_Check your understanding:_
a – In the sinomenine excerpt, from which institution were the HOS and U2OS cell lines purchased?
b – Reproduce the sinomenine excerpt word for word, from "Cells culture" up to and including "penicillin and streptomycin.".

Top of Source text

Sinomenine (C19H23NO4, Fig. 1A), an alkaloid isolated from the Chinese medicinal herb, has been successfully utilized to treat rheumatoid arthritis for centuries (10). Furthermore, sinomenine has previously been demonstrated to have a wide range of pharmacological effects, including anti-inflammatory effects, immunosuppression, anti-angiogenic as well as analgesic effects. Sinomenine has attracted great attention for its anti-neoplasm potential. It has been demonstrated to inhibit cell proliferation and induce apoptosis in a variety of human tumor cells (1114). Li et al (15) reported that sinomenine induces vasculature normalization that contributes to antitumor and anti-metastasis effect on breast cancer. In addition, inhibitory effects of sinomenine on cancer invasion and migration by repressing CD147 activity and subsequently downregulating the expression of MMP-2, MMP-9 were also revealed (16). Although this evidence reveals sinomenine as a potential agent in cancer treatment, whether sinomenine suppresses the growth of human osteosarcoma has not been previously investigated.

In this study, we revealed the in vitro and in vivo anti-proliferative and anti-metastatic effects of sinomenine on human osteosarcoma cells. We found that sinomenine effectively inhibited cell proliferation by inducing S phase cell cycle arrest and colony formation in vitro. However, sinomenine showed little apoptotic inducement in U2OS and HOS cells at the dosages tested. Nevertheless, sinomenine suppressed neovascularization via regulating the related expression of VEGF and CD147. Additionally, sinomenine inhibited the invasion and migration by decreasing MMP-2 and MMP-9 secretion and activation through the CXCR4-STAT3 axis. Importantly, sinomenine prevented osteoclastogenesis by regulating the tumor-activated RANKL and reduced bone destruction in a mouse model. This study suggests sinomenine as a promising anti-metastatic drug in osteosarcoma adjuvant treatment.

Materials and methods

Cells culture

The human osteosarcoma (OS) cell lines, HOS and U2OS were purchased form Shanghai Institute of Cell Biology, Chinese Academy of Sciences (Shanghai, China). The human umbilical vein endothelial cells (HUVEC) were a gift from Dr Y.Q. Xie (Clinical Research Center, Second Affiliated Hospital of Zhejiang University, School of Medicine). The HOS and U2OS cells were cultivated with high-glucose Dulbecco's modified Eagle's medium (DMEM) and RPMI-1640 medium, respectively. Cells were incubated in 5% CO2 humidified incuator supplemented with 10% fetal bovine serum (FBS) and 1% penicillin and streptomycin.

Bottom of Source text
Top of Supplied material

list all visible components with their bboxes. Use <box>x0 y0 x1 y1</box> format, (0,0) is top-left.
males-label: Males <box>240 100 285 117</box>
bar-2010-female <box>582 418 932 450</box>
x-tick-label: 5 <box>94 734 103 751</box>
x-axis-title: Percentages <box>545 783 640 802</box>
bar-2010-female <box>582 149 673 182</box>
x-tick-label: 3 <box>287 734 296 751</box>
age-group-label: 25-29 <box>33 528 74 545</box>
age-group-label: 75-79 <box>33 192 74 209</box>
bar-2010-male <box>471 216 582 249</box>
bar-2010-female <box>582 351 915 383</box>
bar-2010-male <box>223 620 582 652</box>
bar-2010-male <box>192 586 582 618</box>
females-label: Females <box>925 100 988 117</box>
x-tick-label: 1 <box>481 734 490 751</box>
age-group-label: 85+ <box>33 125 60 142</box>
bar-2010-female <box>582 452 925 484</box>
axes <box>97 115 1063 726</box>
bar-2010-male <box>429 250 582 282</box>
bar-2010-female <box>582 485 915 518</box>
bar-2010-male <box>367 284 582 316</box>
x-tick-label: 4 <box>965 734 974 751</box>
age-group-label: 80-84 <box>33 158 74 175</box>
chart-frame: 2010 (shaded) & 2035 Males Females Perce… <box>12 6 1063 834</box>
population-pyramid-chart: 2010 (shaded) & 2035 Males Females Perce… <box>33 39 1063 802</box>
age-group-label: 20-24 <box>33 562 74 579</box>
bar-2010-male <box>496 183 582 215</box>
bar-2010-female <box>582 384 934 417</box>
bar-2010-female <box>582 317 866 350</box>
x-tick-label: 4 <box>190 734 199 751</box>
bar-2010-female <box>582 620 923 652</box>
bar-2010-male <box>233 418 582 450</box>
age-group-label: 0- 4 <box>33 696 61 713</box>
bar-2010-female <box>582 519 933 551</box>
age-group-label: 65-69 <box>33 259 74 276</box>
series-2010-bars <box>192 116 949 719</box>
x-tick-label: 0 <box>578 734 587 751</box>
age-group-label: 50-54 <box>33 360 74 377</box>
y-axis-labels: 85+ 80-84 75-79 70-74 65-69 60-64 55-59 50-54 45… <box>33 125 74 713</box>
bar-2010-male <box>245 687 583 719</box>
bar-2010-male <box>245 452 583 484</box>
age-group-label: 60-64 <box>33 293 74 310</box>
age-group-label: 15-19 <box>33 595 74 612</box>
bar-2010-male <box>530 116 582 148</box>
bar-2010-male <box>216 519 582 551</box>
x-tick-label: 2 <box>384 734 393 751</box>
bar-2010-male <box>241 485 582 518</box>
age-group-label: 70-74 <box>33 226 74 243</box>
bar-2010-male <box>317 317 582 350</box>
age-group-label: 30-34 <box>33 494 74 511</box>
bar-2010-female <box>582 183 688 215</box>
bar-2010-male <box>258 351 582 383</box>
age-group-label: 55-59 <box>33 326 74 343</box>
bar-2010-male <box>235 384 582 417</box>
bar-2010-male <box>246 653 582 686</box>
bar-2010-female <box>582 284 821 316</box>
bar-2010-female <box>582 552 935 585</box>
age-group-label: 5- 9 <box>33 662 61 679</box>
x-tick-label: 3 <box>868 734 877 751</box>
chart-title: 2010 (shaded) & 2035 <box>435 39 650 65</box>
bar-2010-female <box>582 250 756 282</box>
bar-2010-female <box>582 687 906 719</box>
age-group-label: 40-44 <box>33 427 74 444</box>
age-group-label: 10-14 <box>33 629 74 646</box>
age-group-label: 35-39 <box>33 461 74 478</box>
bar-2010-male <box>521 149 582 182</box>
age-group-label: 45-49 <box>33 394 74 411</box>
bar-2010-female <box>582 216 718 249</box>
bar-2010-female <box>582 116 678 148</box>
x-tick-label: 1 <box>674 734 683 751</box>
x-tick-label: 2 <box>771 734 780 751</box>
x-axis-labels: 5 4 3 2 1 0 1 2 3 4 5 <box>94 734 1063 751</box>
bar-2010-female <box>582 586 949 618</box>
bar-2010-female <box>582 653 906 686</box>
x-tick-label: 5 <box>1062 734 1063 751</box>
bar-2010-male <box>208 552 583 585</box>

Bottom of Supplied material

_Answers below:_
a – Shanghai Institute of Cell Biology, Chinese Academy of Sciences (Shanghai, China).

b –
Cells culture

The human osteosarcoma (OS) cell lines, HOS and U2OS were purchased form Shanghai Institute of Cell Biology, Chinese Academy of Sciences (Shanghai, China). The human umbilical vein endothelial cells (HUVEC) were a gift from Dr Y.Q. Xie (Clinical Research Center, Second Affiliated Hospital of Zhejiang University, School of Medicine). The HOS and U2OS cells were cultivated with high-glucose Dulbecco's modified Eagle's medium (DMEM) and RPMI-1640 medium, respectively. Cells were incubated in 5% CO2 humidified incuator supplemented with 10% fetal bovine serum (FBS) and 1% penicillin and streptomycin.